** start of Source records **

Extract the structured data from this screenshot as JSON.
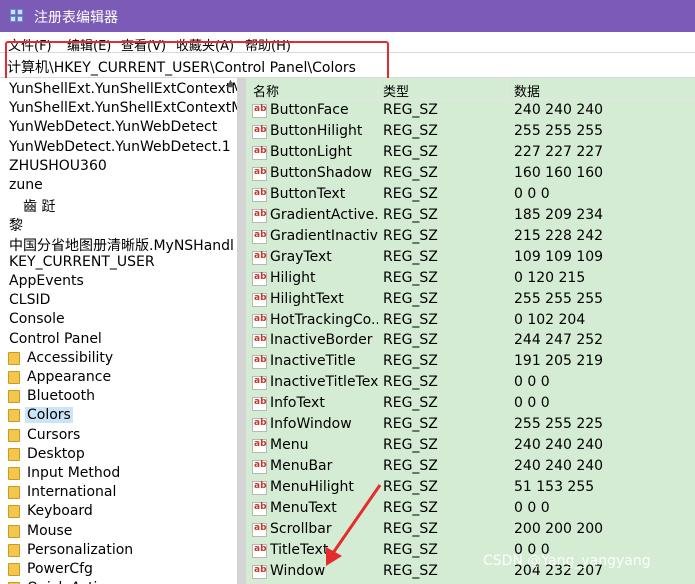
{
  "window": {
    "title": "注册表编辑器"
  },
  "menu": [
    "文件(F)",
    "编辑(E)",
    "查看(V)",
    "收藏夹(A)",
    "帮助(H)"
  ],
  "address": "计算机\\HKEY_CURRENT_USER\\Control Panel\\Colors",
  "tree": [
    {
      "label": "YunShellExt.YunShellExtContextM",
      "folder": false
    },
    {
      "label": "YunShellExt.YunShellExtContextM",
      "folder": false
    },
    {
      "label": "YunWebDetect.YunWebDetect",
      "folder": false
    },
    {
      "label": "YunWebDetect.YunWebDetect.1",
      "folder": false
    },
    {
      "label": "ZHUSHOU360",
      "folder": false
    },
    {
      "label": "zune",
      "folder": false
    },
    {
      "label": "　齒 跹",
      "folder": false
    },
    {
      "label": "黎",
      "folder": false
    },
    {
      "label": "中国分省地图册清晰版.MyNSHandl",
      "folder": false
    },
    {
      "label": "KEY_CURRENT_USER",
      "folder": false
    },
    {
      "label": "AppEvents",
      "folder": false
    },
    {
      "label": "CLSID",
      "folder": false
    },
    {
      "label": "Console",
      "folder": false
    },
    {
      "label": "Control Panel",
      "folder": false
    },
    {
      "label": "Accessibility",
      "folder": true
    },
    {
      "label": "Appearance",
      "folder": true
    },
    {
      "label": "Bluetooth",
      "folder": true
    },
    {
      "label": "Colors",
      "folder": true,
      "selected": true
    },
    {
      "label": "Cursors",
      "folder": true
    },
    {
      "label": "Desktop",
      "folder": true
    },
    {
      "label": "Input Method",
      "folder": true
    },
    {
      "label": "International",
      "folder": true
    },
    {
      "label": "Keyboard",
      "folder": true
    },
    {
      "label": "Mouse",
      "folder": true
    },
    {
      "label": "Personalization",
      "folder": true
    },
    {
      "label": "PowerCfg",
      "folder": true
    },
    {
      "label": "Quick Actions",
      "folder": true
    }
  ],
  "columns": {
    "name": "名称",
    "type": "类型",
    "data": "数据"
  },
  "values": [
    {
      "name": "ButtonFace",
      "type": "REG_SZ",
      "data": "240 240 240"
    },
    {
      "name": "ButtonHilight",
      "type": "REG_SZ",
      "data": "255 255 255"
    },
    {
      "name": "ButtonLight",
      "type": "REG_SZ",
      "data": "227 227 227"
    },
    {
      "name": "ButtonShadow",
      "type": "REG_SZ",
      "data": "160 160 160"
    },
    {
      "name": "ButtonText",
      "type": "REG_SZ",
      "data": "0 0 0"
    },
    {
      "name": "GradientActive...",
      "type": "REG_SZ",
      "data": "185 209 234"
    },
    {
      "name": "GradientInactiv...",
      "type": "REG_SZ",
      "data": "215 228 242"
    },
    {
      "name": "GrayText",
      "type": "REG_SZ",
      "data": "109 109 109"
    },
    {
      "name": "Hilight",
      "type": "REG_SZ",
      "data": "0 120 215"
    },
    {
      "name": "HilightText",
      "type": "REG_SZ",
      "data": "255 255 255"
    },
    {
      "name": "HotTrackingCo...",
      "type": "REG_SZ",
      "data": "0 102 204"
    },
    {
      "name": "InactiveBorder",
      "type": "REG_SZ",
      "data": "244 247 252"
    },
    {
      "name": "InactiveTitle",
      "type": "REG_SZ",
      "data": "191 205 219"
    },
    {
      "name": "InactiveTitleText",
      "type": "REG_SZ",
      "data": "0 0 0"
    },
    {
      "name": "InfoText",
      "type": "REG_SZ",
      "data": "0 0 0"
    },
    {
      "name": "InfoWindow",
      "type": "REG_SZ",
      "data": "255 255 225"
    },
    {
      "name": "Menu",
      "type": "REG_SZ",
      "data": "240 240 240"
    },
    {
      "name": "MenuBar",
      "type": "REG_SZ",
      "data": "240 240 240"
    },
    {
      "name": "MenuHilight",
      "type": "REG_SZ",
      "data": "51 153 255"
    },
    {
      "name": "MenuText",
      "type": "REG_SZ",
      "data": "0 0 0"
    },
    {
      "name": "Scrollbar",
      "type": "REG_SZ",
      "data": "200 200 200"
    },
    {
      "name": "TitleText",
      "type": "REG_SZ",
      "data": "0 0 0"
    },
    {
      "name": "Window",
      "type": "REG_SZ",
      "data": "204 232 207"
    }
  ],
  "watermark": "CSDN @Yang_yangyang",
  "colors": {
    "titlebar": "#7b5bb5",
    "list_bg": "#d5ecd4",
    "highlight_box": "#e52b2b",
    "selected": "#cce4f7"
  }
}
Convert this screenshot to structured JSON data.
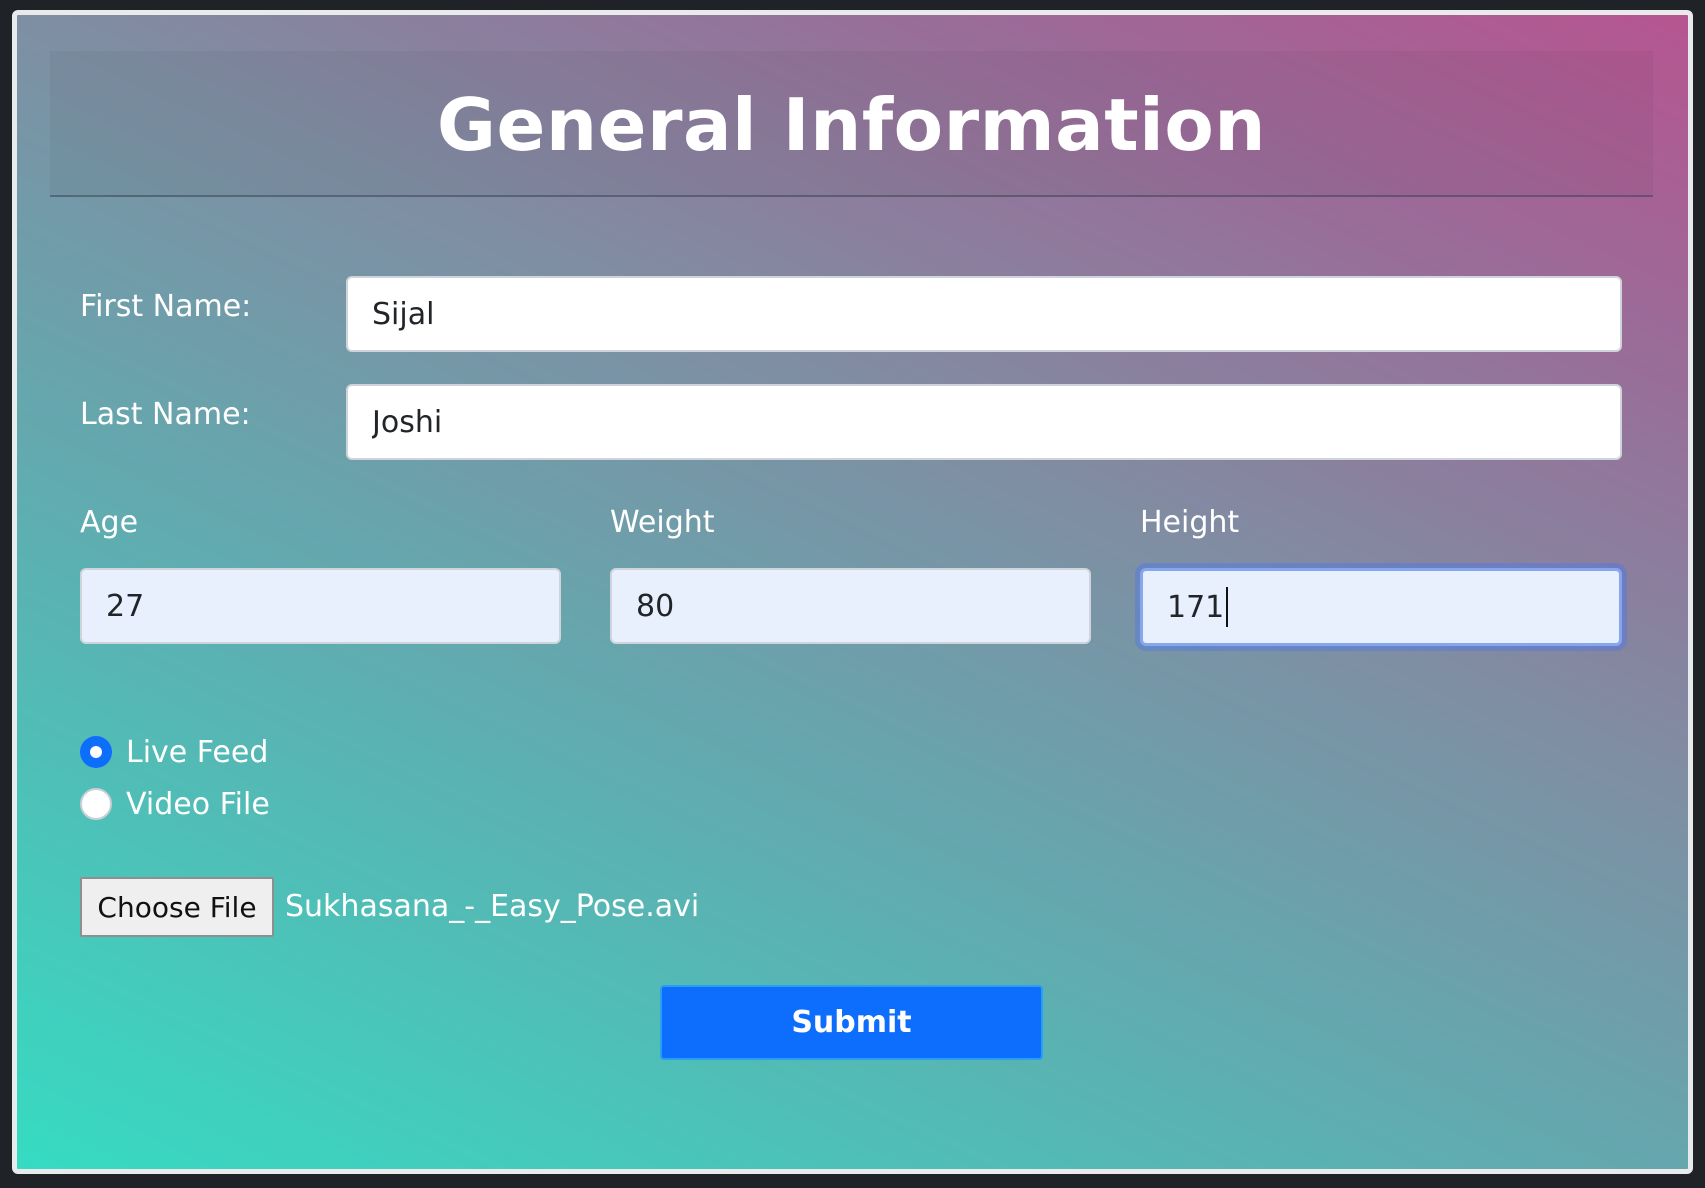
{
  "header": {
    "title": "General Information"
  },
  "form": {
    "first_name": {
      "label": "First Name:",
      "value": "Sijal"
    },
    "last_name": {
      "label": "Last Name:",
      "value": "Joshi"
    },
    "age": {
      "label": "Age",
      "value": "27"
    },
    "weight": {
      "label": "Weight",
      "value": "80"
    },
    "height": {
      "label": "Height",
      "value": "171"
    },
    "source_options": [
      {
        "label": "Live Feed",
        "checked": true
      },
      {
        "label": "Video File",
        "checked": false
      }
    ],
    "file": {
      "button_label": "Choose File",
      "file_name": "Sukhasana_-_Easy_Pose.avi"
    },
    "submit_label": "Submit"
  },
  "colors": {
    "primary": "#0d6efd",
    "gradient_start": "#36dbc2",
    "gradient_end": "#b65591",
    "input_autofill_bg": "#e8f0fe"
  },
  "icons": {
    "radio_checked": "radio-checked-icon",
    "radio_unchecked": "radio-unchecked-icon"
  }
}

** end of Source records **

The problem - Reproduce the whole listing exactly, but not the images in it.

Solution to this task -
Extract the structured data from this screenshot as JSON.
{
  "window": {
    "title": "注册表编辑器"
  },
  "menu": [
    "文件(F)",
    "编辑(E)",
    "查看(V)",
    "收藏夹(A)",
    "帮助(H)"
  ],
  "address": "计算机\\HKEY_CURRENT_USER\\Control Panel\\Colors",
  "tree": [
    {
      "label": "YunShellExt.YunShellExtContextM",
      "folder": false
    },
    {
      "label": "YunShellExt.YunShellExtContextM",
      "folder": false
    },
    {
      "label": "YunWebDetect.YunWebDetect",
      "folder": false
    },
    {
      "label": "YunWebDetect.YunWebDetect.1",
      "folder": false
    },
    {
      "label": "ZHUSHOU360",
      "folder": false
    },
    {
      "label": "zune",
      "folder": false
    },
    {
      "label": "　齒 跹",
      "folder": false
    },
    {
      "label": "黎",
      "folder": false
    },
    {
      "label": "中国分省地图册清晰版.MyNSHandl",
      "folder": false
    },
    {
      "label": "KEY_CURRENT_USER",
      "folder": false
    },
    {
      "label": "AppEvents",
      "folder": false
    },
    {
      "label": "CLSID",
      "folder": false
    },
    {
      "label": "Console",
      "folder": false
    },
    {
      "label": "Control Panel",
      "folder": false
    },
    {
      "label": "Accessibility",
      "folder": true
    },
    {
      "label": "Appearance",
      "folder": true
    },
    {
      "label": "Bluetooth",
      "folder": true
    },
    {
      "label": "Colors",
      "folder": true,
      "selected": true
    },
    {
      "label": "Cursors",
      "folder": true
    },
    {
      "label": "Desktop",
      "folder": true
    },
    {
      "label": "Input Method",
      "folder": true
    },
    {
      "label": "International",
      "folder": true
    },
    {
      "label": "Keyboard",
      "folder": true
    },
    {
      "label": "Mouse",
      "folder": true
    },
    {
      "label": "Personalization",
      "folder": true
    },
    {
      "label": "PowerCfg",
      "folder": true
    },
    {
      "label": "Quick Actions",
      "folder": true
    }
  ],
  "columns": {
    "name": "名称",
    "type": "类型",
    "data": "数据"
  },
  "values": [
    {
      "name": "ButtonFace",
      "type": "REG_SZ",
      "data": "240 240 240"
    },
    {
      "name": "ButtonHilight",
      "type": "REG_SZ",
      "data": "255 255 255"
    },
    {
      "name": "ButtonLight",
      "type": "REG_SZ",
      "data": "227 227 227"
    },
    {
      "name": "ButtonShadow",
      "type": "REG_SZ",
      "data": "160 160 160"
    },
    {
      "name": "ButtonText",
      "type": "REG_SZ",
      "data": "0 0 0"
    },
    {
      "name": "GradientActive...",
      "type": "REG_SZ",
      "data": "185 209 234"
    },
    {
      "name": "GradientInactiv...",
      "type": "REG_SZ",
      "data": "215 228 242"
    },
    {
      "name": "GrayText",
      "type": "REG_SZ",
      "data": "109 109 109"
    },
    {
      "name": "Hilight",
      "type": "REG_SZ",
      "data": "0 120 215"
    },
    {
      "name": "HilightText",
      "type": "REG_SZ",
      "data": "255 255 255"
    },
    {
      "name": "HotTrackingCo...",
      "type": "REG_SZ",
      "data": "0 102 204"
    },
    {
      "name": "InactiveBorder",
      "type": "REG_SZ",
      "data": "244 247 252"
    },
    {
      "name": "InactiveTitle",
      "type": "REG_SZ",
      "data": "191 205 219"
    },
    {
      "name": "InactiveTitleText",
      "type": "REG_SZ",
      "data": "0 0 0"
    },
    {
      "name": "InfoText",
      "type": "REG_SZ",
      "data": "0 0 0"
    },
    {
      "name": "InfoWindow",
      "type": "REG_SZ",
      "data": "255 255 225"
    },
    {
      "name": "Menu",
      "type": "REG_SZ",
      "data": "240 240 240"
    },
    {
      "name": "MenuBar",
      "type": "REG_SZ",
      "data": "240 240 240"
    },
    {
      "name": "MenuHilight",
      "type": "REG_SZ",
      "data": "51 153 255"
    },
    {
      "name": "MenuText",
      "type": "REG_SZ",
      "data": "0 0 0"
    },
    {
      "name": "Scrollbar",
      "type": "REG_SZ",
      "data": "200 200 200"
    },
    {
      "name": "TitleText",
      "type": "REG_SZ",
      "data": "0 0 0"
    },
    {
      "name": "Window",
      "type": "REG_SZ",
      "data": "204 232 207"
    }
  ],
  "watermark": "CSDN @Yang_yangyang",
  "colors": {
    "titlebar": "#7b5bb5",
    "list_bg": "#d5ecd4",
    "highlight_box": "#e52b2b",
    "selected": "#cce4f7"
  }
}
Convert this screenshot to structured JSON data.
{
  "header": {
    "title": "General Information"
  },
  "form": {
    "first_name": {
      "label": "First Name:",
      "value": "Sijal"
    },
    "last_name": {
      "label": "Last Name:",
      "value": "Joshi"
    },
    "age": {
      "label": "Age",
      "value": "27"
    },
    "weight": {
      "label": "Weight",
      "value": "80"
    },
    "height": {
      "label": "Height",
      "value": "171"
    },
    "source_options": [
      {
        "label": "Live Feed",
        "checked": true
      },
      {
        "label": "Video File",
        "checked": false
      }
    ],
    "file": {
      "button_label": "Choose File",
      "file_name": "Sukhasana_-_Easy_Pose.avi"
    },
    "submit_label": "Submit"
  },
  "colors": {
    "primary": "#0d6efd",
    "gradient_start": "#36dbc2",
    "gradient_end": "#b65591",
    "input_autofill_bg": "#e8f0fe"
  },
  "icons": {
    "radio_checked": "radio-checked-icon",
    "radio_unchecked": "radio-unchecked-icon"
  }
}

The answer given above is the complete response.